RECORD EXCERPTS –

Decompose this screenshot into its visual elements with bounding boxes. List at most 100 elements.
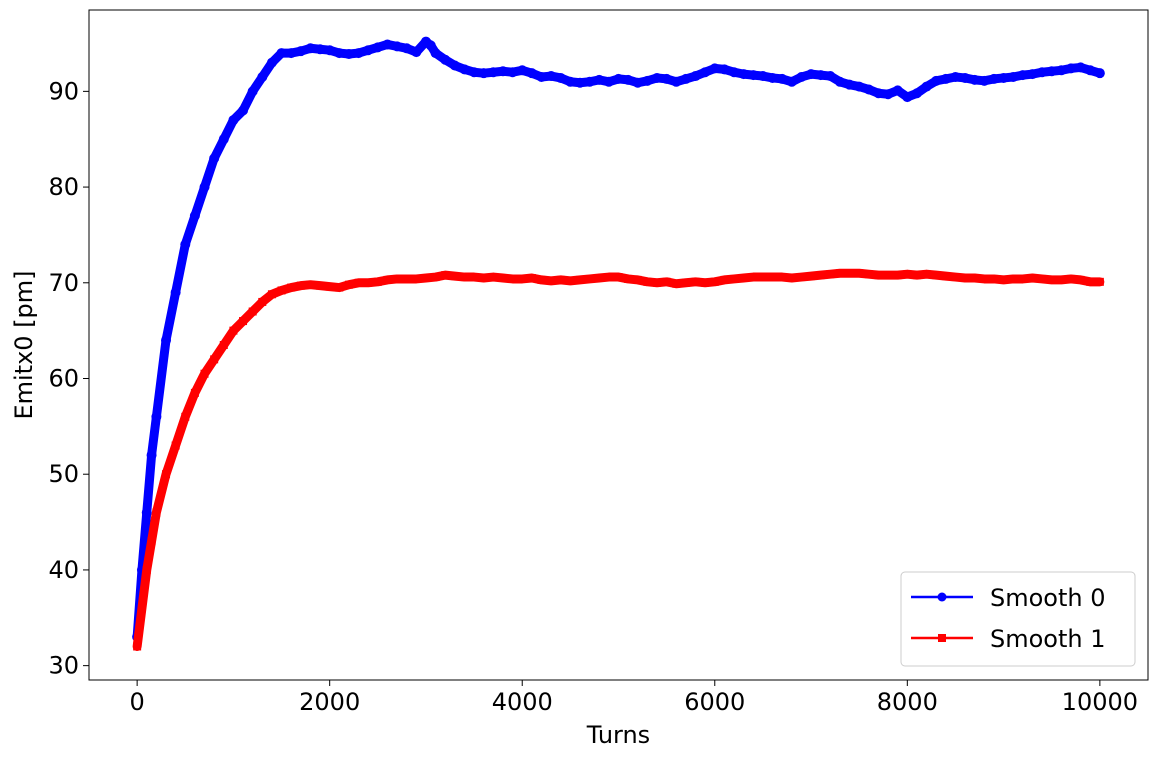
data-point — [266, 57, 277, 68]
data-point — [316, 281, 325, 290]
data-point — [998, 72, 1009, 83]
data-point — [701, 278, 710, 287]
data-point — [137, 604, 146, 613]
data-point — [508, 274, 517, 283]
data-point — [584, 76, 595, 87]
data-point — [757, 71, 768, 82]
data-point — [1046, 66, 1057, 77]
data-point — [537, 275, 546, 284]
data-point — [189, 210, 200, 221]
legend-marker — [937, 592, 947, 602]
data-point — [1086, 277, 1095, 286]
data-point — [1027, 69, 1038, 80]
data-point — [970, 274, 979, 282]
data-point — [151, 411, 162, 422]
data-point — [229, 326, 238, 335]
data-point — [450, 272, 459, 281]
data-point — [961, 274, 970, 282]
data-point — [152, 508, 161, 517]
y-tick-label: 30 — [48, 652, 79, 680]
y-tick-label: 90 — [48, 77, 79, 105]
x-axis: 0 2000 4000 6000 8000 10000 — [129, 680, 1138, 716]
data-point — [845, 269, 854, 278]
data-point — [1085, 65, 1096, 76]
data-point — [825, 71, 836, 82]
data-point — [219, 341, 228, 349]
data-point — [748, 70, 759, 81]
data-point — [190, 388, 199, 397]
data-point — [373, 277, 382, 286]
data-point — [643, 277, 652, 286]
data-point — [431, 273, 440, 282]
data-point — [392, 41, 403, 52]
data-point — [526, 68, 537, 79]
data-point — [624, 274, 633, 283]
data-point — [614, 273, 623, 282]
series-smooth-0 — [132, 36, 1105, 642]
data-point — [1008, 72, 1019, 82]
y-axis: 30 40 50 60 70 80 90 — [48, 77, 89, 680]
data-point — [1075, 62, 1086, 73]
data-point — [146, 450, 157, 461]
data-point — [893, 271, 902, 280]
x-tick-label: 0 — [129, 688, 144, 716]
data-point — [603, 76, 614, 87]
data-point — [797, 273, 806, 282]
data-point — [460, 273, 469, 282]
data-point — [826, 270, 835, 279]
data-point — [642, 75, 653, 86]
data-point — [478, 68, 489, 79]
data-point — [306, 280, 315, 289]
y-tick-label: 40 — [48, 556, 79, 584]
y-tick-label: 50 — [48, 460, 79, 488]
data-point — [210, 355, 219, 364]
data-point — [372, 42, 383, 53]
data-point — [181, 412, 190, 421]
data-point — [633, 275, 642, 284]
data-point — [873, 88, 884, 99]
data-point — [613, 73, 624, 84]
data-point — [863, 84, 874, 95]
data-point — [1038, 274, 1047, 283]
data-point — [363, 45, 374, 56]
data-point — [710, 277, 719, 286]
data-point — [295, 46, 306, 57]
data-point — [787, 274, 796, 282]
legend-item-smooth-1: Smooth 1 — [911, 625, 1106, 653]
data-point — [383, 275, 392, 284]
data-point — [1076, 275, 1085, 284]
data-point — [556, 275, 565, 284]
data-point — [267, 290, 276, 299]
data-point — [180, 239, 191, 250]
data-point — [1017, 70, 1028, 81]
data-point — [566, 276, 575, 285]
data-point — [786, 76, 797, 87]
data-point — [585, 274, 594, 283]
data-point — [864, 270, 873, 279]
data-point — [239, 317, 248, 326]
data-point — [739, 274, 748, 282]
data-point — [286, 48, 297, 59]
legend-marker — [938, 634, 946, 642]
data-point — [517, 65, 528, 76]
data-point — [844, 79, 855, 90]
data-point — [969, 74, 980, 85]
data-point — [412, 274, 421, 283]
data-point — [1057, 275, 1066, 284]
data-point — [730, 274, 739, 283]
data-point — [653, 278, 662, 287]
y-tick-label: 60 — [48, 365, 79, 393]
data-point — [834, 76, 845, 87]
data-point — [816, 271, 825, 280]
data-point — [903, 270, 912, 279]
data-point — [335, 283, 344, 292]
data-point — [912, 271, 921, 280]
data-point — [729, 67, 740, 78]
legend-items: Smooth 0 Smooth 1 — [911, 584, 1106, 653]
data-point — [1094, 68, 1105, 79]
data-point — [238, 105, 249, 116]
data-point — [497, 66, 508, 77]
data-point — [690, 71, 701, 82]
data-point — [287, 283, 296, 292]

STATED GOAL – Reproduce every line of the records above verbatim, omitting the pictures.

REPLY –
Decompose this screenshot into its visual elements with bounding boxes. List at most 100 elements.
data-point — [266, 57, 277, 68]
data-point — [316, 281, 325, 290]
data-point — [998, 72, 1009, 83]
data-point — [701, 278, 710, 287]
data-point — [137, 604, 146, 613]
data-point — [508, 274, 517, 283]
data-point — [584, 76, 595, 87]
data-point — [757, 71, 768, 82]
data-point — [1046, 66, 1057, 77]
data-point — [537, 275, 546, 284]
data-point — [189, 210, 200, 221]
legend-marker — [937, 592, 947, 602]
data-point — [1086, 277, 1095, 286]
data-point — [1027, 69, 1038, 80]
data-point — [970, 274, 979, 282]
data-point — [151, 411, 162, 422]
data-point — [229, 326, 238, 335]
data-point — [450, 272, 459, 281]
data-point — [961, 274, 970, 282]
data-point — [152, 508, 161, 517]
y-tick-label: 30 — [48, 652, 79, 680]
y-tick-label: 90 — [48, 77, 79, 105]
x-axis: 0 2000 4000 6000 8000 10000 — [129, 680, 1138, 716]
data-point — [845, 269, 854, 278]
data-point — [1085, 65, 1096, 76]
data-point — [825, 71, 836, 82]
data-point — [219, 341, 228, 349]
data-point — [748, 70, 759, 81]
data-point — [190, 388, 199, 397]
data-point — [373, 277, 382, 286]
data-point — [643, 277, 652, 286]
data-point — [431, 273, 440, 282]
data-point — [392, 41, 403, 52]
data-point — [526, 68, 537, 79]
data-point — [624, 274, 633, 283]
data-point — [614, 273, 623, 282]
series-smooth-0 — [132, 36, 1105, 642]
data-point — [1008, 72, 1019, 82]
y-axis: 30 40 50 60 70 80 90 — [48, 77, 89, 680]
data-point — [1075, 62, 1086, 73]
data-point — [146, 450, 157, 461]
data-point — [893, 271, 902, 280]
x-tick-label: 0 — [129, 688, 144, 716]
data-point — [603, 76, 614, 87]
data-point — [797, 273, 806, 282]
data-point — [460, 273, 469, 282]
data-point — [826, 270, 835, 279]
data-point — [642, 75, 653, 86]
data-point — [478, 68, 489, 79]
data-point — [306, 280, 315, 289]
y-tick-label: 40 — [48, 556, 79, 584]
y-tick-label: 50 — [48, 460, 79, 488]
data-point — [210, 355, 219, 364]
data-point — [372, 42, 383, 53]
data-point — [181, 412, 190, 421]
data-point — [633, 275, 642, 284]
data-point — [873, 88, 884, 99]
data-point — [613, 73, 624, 84]
data-point — [863, 84, 874, 95]
data-point — [1038, 274, 1047, 283]
data-point — [363, 45, 374, 56]
data-point — [710, 277, 719, 286]
data-point — [295, 46, 306, 57]
data-point — [787, 274, 796, 282]
legend-item-smooth-1: Smooth 1 — [911, 625, 1106, 653]
data-point — [383, 275, 392, 284]
data-point — [1076, 275, 1085, 284]
data-point — [556, 275, 565, 284]
data-point — [267, 290, 276, 299]
data-point — [180, 239, 191, 250]
data-point — [1017, 70, 1028, 81]
data-point — [566, 276, 575, 285]
data-point — [786, 76, 797, 87]
data-point — [585, 274, 594, 283]
data-point — [864, 270, 873, 279]
data-point — [239, 317, 248, 326]
data-point — [739, 274, 748, 282]
data-point — [286, 48, 297, 59]
legend-marker — [938, 634, 946, 642]
data-point — [517, 65, 528, 76]
data-point — [844, 79, 855, 90]
data-point — [969, 74, 980, 85]
data-point — [412, 274, 421, 283]
data-point — [1057, 275, 1066, 284]
data-point — [730, 274, 739, 283]
data-point — [653, 278, 662, 287]
y-tick-label: 60 — [48, 365, 79, 393]
data-point — [834, 76, 845, 87]
data-point — [816, 271, 825, 280]
data-point — [903, 270, 912, 279]
data-point — [335, 283, 344, 292]
data-point — [912, 271, 921, 280]
data-point — [729, 67, 740, 78]
legend-items: Smooth 0 Smooth 1 — [911, 584, 1106, 653]
data-point — [1094, 68, 1105, 79]
data-point — [238, 105, 249, 116]
data-point — [497, 66, 508, 77]
data-point — [690, 71, 701, 82]
data-point — [287, 283, 296, 292]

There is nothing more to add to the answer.